BEGIN SOURCE PASSAGE
2. APPLICATIONS & CREDIT
(a) The Buyer acknowledges and agrees that its Application will be subject to these Terms and Conditions.
(b) If the Seller accepts the Buyer’s Application, then these Terms and Conditions will bind the Seller and Buyer.
(c) The Seller’s acceptance of an Application does not oblige the Seller to enter into any transaction with the Buyer.
a) The Buyer may at any time submit a request for a Quotation or an Order to the Seller.
b) The Seller will, issue to the Buyer, as soon as practicable after receipt:
i) of a request for Quotation, a written Quotation; and
ii) of an Order, a written Order Confirmation.
c) An Order made other than through the Website is accepted when the Buyer receives from the Seller an Order Confirmation or such other written confirmation of the Order, whichever first occurs.
d) An Order made through the Website is accepted when the Seller issues a final invoice to the Buyer, and the Buyer has paid for the Goods through the Website and is issued with a Website Receipt.
e) Where the Seller issues a Quotation to the Buyer, the Buyer must still place an order with the Seller, which is accepted in accordance with sub-clauses (c) and (d) above.
f) Each time an Order is accepted a separate Contract will be wholly documented by (in descending order of precedence) any specific terms agreed in writing, any Order Confirmation, Website Receipt and these Terms and Conditions.
4. CANCELLATION AND VARIATION OF ORDER
Each Contract cannot be cancelled or varied except upon terms agreed by the parties which compensate the Seller for all work done, all materials used or specially procured to the date of cancellation, and all expenses, including overheads and handling charges, incurred to the date of cancellation.
(a) The Buyer must provide a delivery address (and specific location, if requested by the Seller) as part of its Order (Delivery Location). Alternatively, by agreement with the Seller, the Buyer may arrange for collection of the Goods by a Carrier.
END SOURCE PASSAGE
◆ **REQUIRED TASK 1**:
Quote the contract terms word for word, beginning at the words "a) The Buyer may" and stopping after "written Order Confirmation.".
The contract terms and the listing come from unrelated sources.
BEGIN MATERIAL PROVIDED
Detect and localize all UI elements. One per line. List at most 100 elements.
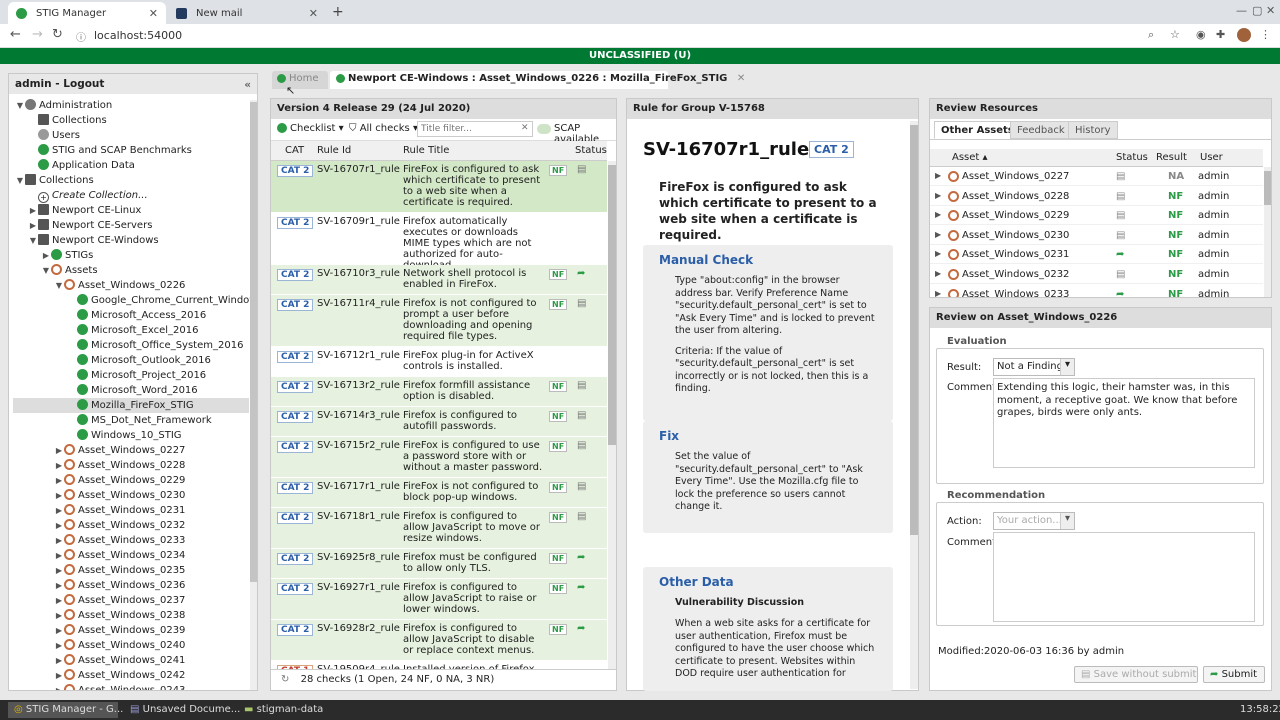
tree-item[interactable]: Microsoft_Outlook_2016 xyxy=(13,353,249,368)
collapsed-arrow-icon[interactable]: ▶ xyxy=(54,578,64,593)
tree-item[interactable]: ▶ Asset_Windows_0235 xyxy=(13,563,249,578)
tree-item[interactable]: ▶ Asset_Windows_0241 xyxy=(13,653,249,668)
resources-scrollbar-thumb[interactable] xyxy=(1264,171,1271,205)
other-asset-row[interactable]: ▶ Asset_Windows_0231 ➦ NF admin xyxy=(930,245,1263,265)
reload-icon[interactable]: ↻ xyxy=(52,27,63,42)
collapsed-arrow-icon[interactable]: ▶ xyxy=(54,638,64,653)
col-status[interactable]: Status xyxy=(575,145,607,156)
checklist-row[interactable]: CAT 2 SV-16713r2_rule Firefox formfill ass… xyxy=(271,377,607,407)
all-checks-button[interactable]: ⛉ All checks ▾ xyxy=(349,123,418,134)
expand-row-icon[interactable]: ▶ xyxy=(935,171,941,180)
bookmark-star-icon[interactable]: ☆ xyxy=(1170,28,1180,41)
tab-asset-stig[interactable]: Newport CE-Windows : Asset_Windows_0226 … xyxy=(330,71,745,89)
refresh-icon[interactable]: ↻ xyxy=(281,674,289,685)
expand-row-icon[interactable]: ▶ xyxy=(935,249,941,258)
checklist-row[interactable]: CAT 2 SV-16925r8_rule Firefox must be conf… xyxy=(271,549,607,579)
save-without-submitting-button[interactable]: ▤ Save without submitting xyxy=(1074,666,1198,683)
checklist-row[interactable]: CAT 2 SV-16927r1_rule Firefox is configure… xyxy=(271,579,607,620)
maximize-icon[interactable]: ▢ xyxy=(1252,4,1262,17)
other-asset-row[interactable]: ▶ Asset_Windows_0233 ➦ NF admin xyxy=(930,285,1263,297)
tree-item[interactable]: ▶ Newport CE-Servers xyxy=(13,218,249,233)
taskbar-item-stigman-data[interactable]: ▬ stigman-data xyxy=(238,702,338,718)
collapsed-arrow-icon[interactable]: ▶ xyxy=(28,203,38,218)
expand-row-icon[interactable]: ▶ xyxy=(935,230,941,239)
collapsed-arrow-icon[interactable]: ▶ xyxy=(54,653,64,668)
checklist-row[interactable]: CAT 2 SV-16709r1_rule Firefox automaticall… xyxy=(271,213,607,271)
col-asset[interactable]: Asset ▴ xyxy=(952,152,988,163)
collapsed-arrow-icon[interactable]: ▶ xyxy=(54,473,64,488)
action-select[interactable]: Your action... ▾ xyxy=(993,512,1075,530)
tree-item[interactable]: STIG and SCAP Benchmarks xyxy=(13,143,249,158)
expand-row-icon[interactable]: ▶ xyxy=(935,269,941,278)
tree-item[interactable]: ▶ Asset_Windows_0227 xyxy=(13,443,249,458)
expand-row-icon[interactable]: ▶ xyxy=(935,191,941,200)
puzzle-extensions-icon[interactable]: ✚ xyxy=(1216,28,1225,41)
checklist-scrollbar-thumb[interactable] xyxy=(608,165,616,445)
collapsed-arrow-icon[interactable]: ▶ xyxy=(54,608,64,623)
checklist-menu-button[interactable]: Checklist ▾ xyxy=(277,123,344,134)
col-rule-title[interactable]: Rule Title xyxy=(403,145,449,156)
expanded-arrow-icon[interactable]: ▼ xyxy=(41,263,51,278)
tree-item[interactable]: ▼ Collections xyxy=(13,173,249,188)
collapsed-arrow-icon[interactable]: ▶ xyxy=(54,488,64,503)
tree-item[interactable]: Windows_10_STIG xyxy=(13,428,249,443)
collapsed-arrow-icon[interactable]: ▶ xyxy=(54,443,64,458)
tree-item[interactable]: ▶ Asset_Windows_0234 xyxy=(13,548,249,563)
tree-item[interactable]: ▶ STIGs xyxy=(13,248,249,263)
other-asset-row[interactable]: ▶ Asset_Windows_0232 ▤ NF admin xyxy=(930,265,1263,284)
tree-item[interactable]: ▶ Newport CE-Linux xyxy=(13,203,249,218)
tree-item[interactable]: ▼ Administration xyxy=(13,98,249,113)
collapsed-arrow-icon[interactable]: ▶ xyxy=(28,218,38,233)
checklist-row[interactable]: CAT 2 SV-16717r1_rule FireFox is not confi… xyxy=(271,478,607,508)
close-tab-icon[interactable]: ✕ xyxy=(737,73,745,84)
collapse-panel-icon[interactable]: « xyxy=(244,78,251,92)
forward-icon[interactable]: → xyxy=(32,27,43,42)
tab-history[interactable]: History xyxy=(1068,121,1118,139)
tree-item[interactable]: Users xyxy=(13,128,249,143)
collapsed-arrow-icon[interactable]: ▶ xyxy=(54,563,64,578)
recommendation-comment-textarea[interactable] xyxy=(993,532,1255,622)
new-tab-icon[interactable]: + xyxy=(332,4,344,20)
other-asset-row[interactable]: ▶ Asset_Windows_0227 ▤ NA admin xyxy=(930,167,1263,186)
logout-link[interactable]: admin - Logout xyxy=(15,78,104,90)
browser-tab-stig-manager[interactable]: STIG Manager ✕ xyxy=(8,2,166,24)
checklist-row[interactable]: CAT 2 SV-16928r2_rule Firefox is configure… xyxy=(271,620,607,661)
expanded-arrow-icon[interactable]: ▼ xyxy=(28,233,38,248)
extension-icon[interactable]: ◉ xyxy=(1196,28,1206,41)
tree-item[interactable]: Google_Chrome_Current_Windows xyxy=(13,293,253,308)
tab-feedback[interactable]: Feedback xyxy=(1010,121,1072,139)
nav-scrollbar-thumb[interactable] xyxy=(250,102,257,582)
tree-item[interactable]: ▶ Asset_Windows_0242 xyxy=(13,668,249,683)
collapsed-arrow-icon[interactable]: ▶ xyxy=(54,503,64,518)
checklist-row[interactable]: CAT 2 SV-16710r3_rule Network shell protoc… xyxy=(271,265,607,295)
tree-item[interactable]: Microsoft_Excel_2016 xyxy=(13,323,249,338)
close-tab-icon[interactable]: ✕ xyxy=(149,7,158,20)
result-select[interactable]: Not a Finding ▾ xyxy=(993,358,1075,376)
url-field[interactable]: localhost:54000 xyxy=(94,29,182,42)
col-result[interactable]: Result xyxy=(1156,152,1187,163)
collapsed-arrow-icon[interactable]: ▶ xyxy=(54,548,64,563)
expand-row-icon[interactable]: ▶ xyxy=(935,210,941,219)
scap-toggle[interactable] xyxy=(537,124,551,134)
tree-item[interactable]: ▼ Newport CE-Windows xyxy=(13,233,249,248)
checklist-row[interactable]: CAT 2 SV-16712r1_rule FireFox plug-in for … xyxy=(271,347,607,377)
title-filter-input[interactable] xyxy=(417,121,533,137)
other-asset-row[interactable]: ▶ Asset_Windows_0228 ▤ NF admin xyxy=(930,187,1263,206)
tree-item[interactable]: ▶ Asset_Windows_0229 xyxy=(13,473,249,488)
browser-menu-icon[interactable]: ⋮ xyxy=(1260,28,1271,41)
checklist-row[interactable]: CAT 2 SV-16715r2_rule FireFox is configure… xyxy=(271,437,607,478)
tree-item[interactable]: Mozilla_FireFox_STIG xyxy=(13,398,249,413)
comment-textarea[interactable]: Extending this logic, their hamster was,… xyxy=(993,378,1255,468)
profile-avatar[interactable] xyxy=(1237,28,1251,42)
tree-item[interactable]: ▼ Asset_Windows_0226 xyxy=(13,278,249,293)
tree-item[interactable]: Microsoft_Project_2016 xyxy=(13,368,249,383)
tab-home[interactable]: Home xyxy=(272,71,328,89)
other-asset-row[interactable]: ▶ Asset_Windows_0230 ▤ NF admin xyxy=(930,226,1263,245)
collapsed-arrow-icon[interactable]: ▶ xyxy=(54,533,64,548)
col-user[interactable]: User xyxy=(1200,152,1223,163)
col-rule-id[interactable]: Rule Id xyxy=(317,145,351,156)
expand-row-icon[interactable]: ▶ xyxy=(935,289,941,297)
tree-item[interactable]: MS_Dot_Net_Framework xyxy=(13,413,249,428)
submit-button[interactable]: ➦ Submit xyxy=(1203,666,1265,683)
collapsed-arrow-icon[interactable]: ▶ xyxy=(41,248,51,263)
END MATERIAL PROVIDED
◆ **REQUIRED TASK 2**:
Pick out every line of the listing that contains the string "scrollbar", and copy each one in full.

◆ **SOLUTION 1**:
a) The Buyer may at any time submit a request for a Quotation or an Order to the Seller.
b) The Seller will, issue to the Buyer, as soon as practicable after receipt:
i) of a request for Quotation, a written Quotation; and
ii) of an Order, a written Order Confirmation.

◆ **SOLUTION 2**:
resources-scrollbar-thumb[interactable] xyxy=(1264,171,1271,205)
checklist-scrollbar-thumb[interactable] xyxy=(608,165,616,445)
nav-scrollbar-thumb[interactable] xyxy=(250,102,257,582)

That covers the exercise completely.